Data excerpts
^^^^^^^^^^^^^^^^

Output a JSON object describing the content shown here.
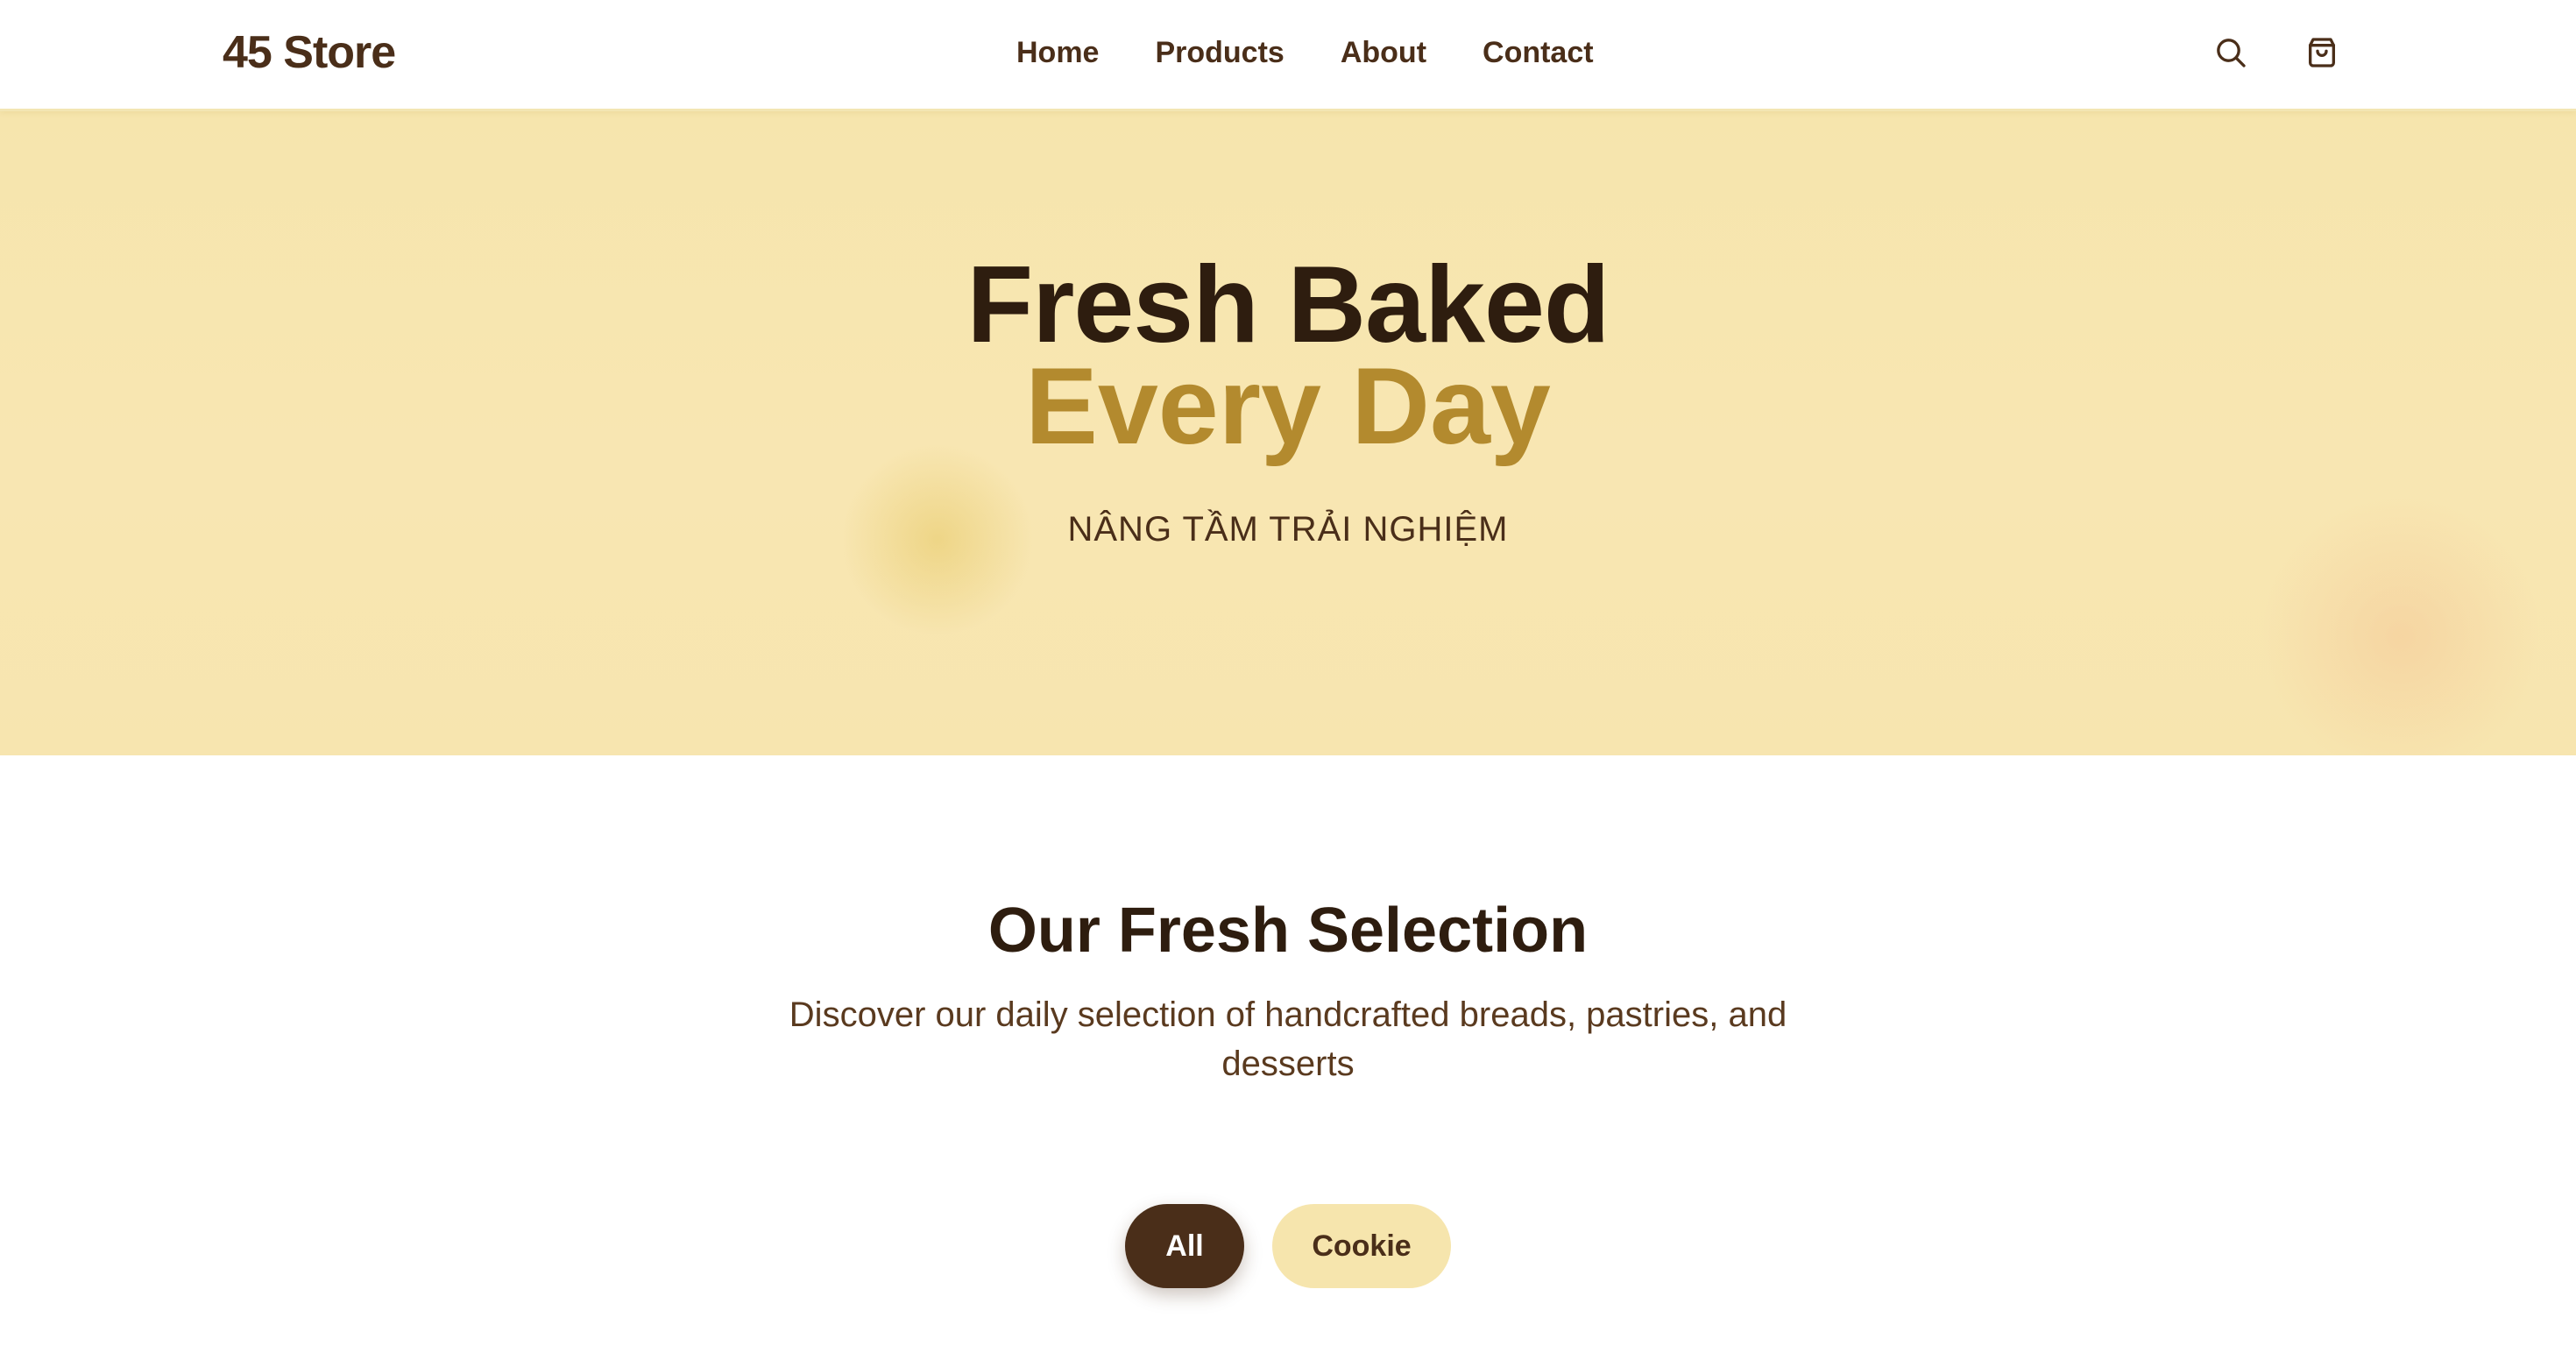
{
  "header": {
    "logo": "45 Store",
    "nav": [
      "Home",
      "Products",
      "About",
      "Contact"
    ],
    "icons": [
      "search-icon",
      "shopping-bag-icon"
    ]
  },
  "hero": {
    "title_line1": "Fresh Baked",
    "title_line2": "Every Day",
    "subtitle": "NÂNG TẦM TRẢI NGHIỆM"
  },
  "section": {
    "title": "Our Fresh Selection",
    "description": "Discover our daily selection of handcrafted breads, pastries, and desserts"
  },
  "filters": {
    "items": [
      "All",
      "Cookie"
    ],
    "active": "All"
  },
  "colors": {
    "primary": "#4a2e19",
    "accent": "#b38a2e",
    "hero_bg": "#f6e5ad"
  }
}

^^^^^^^^^^^^^^^^

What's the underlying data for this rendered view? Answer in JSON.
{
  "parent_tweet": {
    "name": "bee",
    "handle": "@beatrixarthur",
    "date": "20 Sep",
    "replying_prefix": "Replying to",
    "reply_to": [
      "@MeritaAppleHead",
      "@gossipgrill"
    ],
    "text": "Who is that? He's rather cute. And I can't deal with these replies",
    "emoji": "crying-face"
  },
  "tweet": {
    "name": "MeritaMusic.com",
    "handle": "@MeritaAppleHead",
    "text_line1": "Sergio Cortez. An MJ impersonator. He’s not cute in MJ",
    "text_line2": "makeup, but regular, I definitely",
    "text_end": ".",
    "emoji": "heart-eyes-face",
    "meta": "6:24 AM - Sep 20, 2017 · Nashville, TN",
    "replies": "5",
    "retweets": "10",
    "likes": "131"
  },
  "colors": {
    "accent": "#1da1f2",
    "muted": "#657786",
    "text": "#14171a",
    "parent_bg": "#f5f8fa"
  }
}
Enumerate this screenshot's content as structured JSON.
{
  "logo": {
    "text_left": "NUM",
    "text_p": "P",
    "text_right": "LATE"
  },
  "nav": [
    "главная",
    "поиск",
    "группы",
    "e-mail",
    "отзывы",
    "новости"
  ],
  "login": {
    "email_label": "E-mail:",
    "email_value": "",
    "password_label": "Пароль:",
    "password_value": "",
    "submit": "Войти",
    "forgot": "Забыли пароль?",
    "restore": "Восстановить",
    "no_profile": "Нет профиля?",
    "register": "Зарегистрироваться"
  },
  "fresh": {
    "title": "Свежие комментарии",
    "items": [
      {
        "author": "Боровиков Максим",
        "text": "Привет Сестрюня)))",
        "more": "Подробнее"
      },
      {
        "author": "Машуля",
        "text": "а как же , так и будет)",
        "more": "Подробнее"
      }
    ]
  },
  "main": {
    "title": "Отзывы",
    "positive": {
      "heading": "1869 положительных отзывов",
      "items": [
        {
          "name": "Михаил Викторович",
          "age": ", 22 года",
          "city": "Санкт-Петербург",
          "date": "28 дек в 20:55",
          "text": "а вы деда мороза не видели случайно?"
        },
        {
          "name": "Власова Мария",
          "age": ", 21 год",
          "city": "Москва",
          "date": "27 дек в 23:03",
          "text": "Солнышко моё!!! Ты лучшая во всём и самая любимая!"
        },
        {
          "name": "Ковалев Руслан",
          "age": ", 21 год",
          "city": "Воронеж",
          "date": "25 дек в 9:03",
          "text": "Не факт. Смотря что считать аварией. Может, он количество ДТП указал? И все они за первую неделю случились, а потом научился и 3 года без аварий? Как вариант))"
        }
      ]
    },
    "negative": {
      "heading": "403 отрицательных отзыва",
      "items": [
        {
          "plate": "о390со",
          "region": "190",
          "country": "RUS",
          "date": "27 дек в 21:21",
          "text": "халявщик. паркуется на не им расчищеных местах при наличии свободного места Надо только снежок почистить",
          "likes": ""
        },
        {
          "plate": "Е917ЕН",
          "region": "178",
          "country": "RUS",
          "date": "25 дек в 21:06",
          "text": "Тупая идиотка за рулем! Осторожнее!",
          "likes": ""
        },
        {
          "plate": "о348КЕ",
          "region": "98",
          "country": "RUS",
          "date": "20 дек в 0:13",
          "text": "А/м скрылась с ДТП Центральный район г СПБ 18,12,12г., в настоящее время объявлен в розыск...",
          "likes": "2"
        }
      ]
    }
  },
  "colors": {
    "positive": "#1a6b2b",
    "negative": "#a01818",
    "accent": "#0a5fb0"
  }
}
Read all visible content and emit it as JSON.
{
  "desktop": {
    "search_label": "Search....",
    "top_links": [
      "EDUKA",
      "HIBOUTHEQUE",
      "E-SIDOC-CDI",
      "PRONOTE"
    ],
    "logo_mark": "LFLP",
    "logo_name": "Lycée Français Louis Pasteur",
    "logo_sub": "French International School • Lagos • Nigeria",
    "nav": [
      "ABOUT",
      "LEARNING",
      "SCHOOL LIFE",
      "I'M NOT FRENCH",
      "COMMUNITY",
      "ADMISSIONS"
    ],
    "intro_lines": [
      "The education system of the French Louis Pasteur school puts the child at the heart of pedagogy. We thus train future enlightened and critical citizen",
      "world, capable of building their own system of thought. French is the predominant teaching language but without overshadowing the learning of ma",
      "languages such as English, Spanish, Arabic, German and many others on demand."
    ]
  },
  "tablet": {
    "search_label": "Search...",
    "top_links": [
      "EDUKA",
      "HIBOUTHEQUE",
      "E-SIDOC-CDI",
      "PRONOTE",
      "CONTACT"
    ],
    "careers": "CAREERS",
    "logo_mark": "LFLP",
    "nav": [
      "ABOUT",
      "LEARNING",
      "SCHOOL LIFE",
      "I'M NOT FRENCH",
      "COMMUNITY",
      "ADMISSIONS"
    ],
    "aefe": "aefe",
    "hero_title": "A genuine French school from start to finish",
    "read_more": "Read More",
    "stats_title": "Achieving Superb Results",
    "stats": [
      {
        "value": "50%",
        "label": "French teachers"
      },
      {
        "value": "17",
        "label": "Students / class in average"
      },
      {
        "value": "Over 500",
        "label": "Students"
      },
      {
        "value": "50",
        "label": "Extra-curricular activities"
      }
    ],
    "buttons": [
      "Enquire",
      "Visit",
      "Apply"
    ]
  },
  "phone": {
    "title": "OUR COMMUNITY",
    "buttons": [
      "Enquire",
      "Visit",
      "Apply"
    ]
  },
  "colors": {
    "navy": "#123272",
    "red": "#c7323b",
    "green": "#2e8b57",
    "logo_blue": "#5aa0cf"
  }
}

^^^^^^^^^^^^^^^^

▸ Exercise task: Scan the material above for the word "JSON". Copy each line where it occurs.

▸ Correct output:
Output a JSON object describing the content shown here.
What's the underlying data for this rendered view? Answer in JSON.
Enumerate this screenshot's content as structured JSON.
Read all visible content and emit it as JSON.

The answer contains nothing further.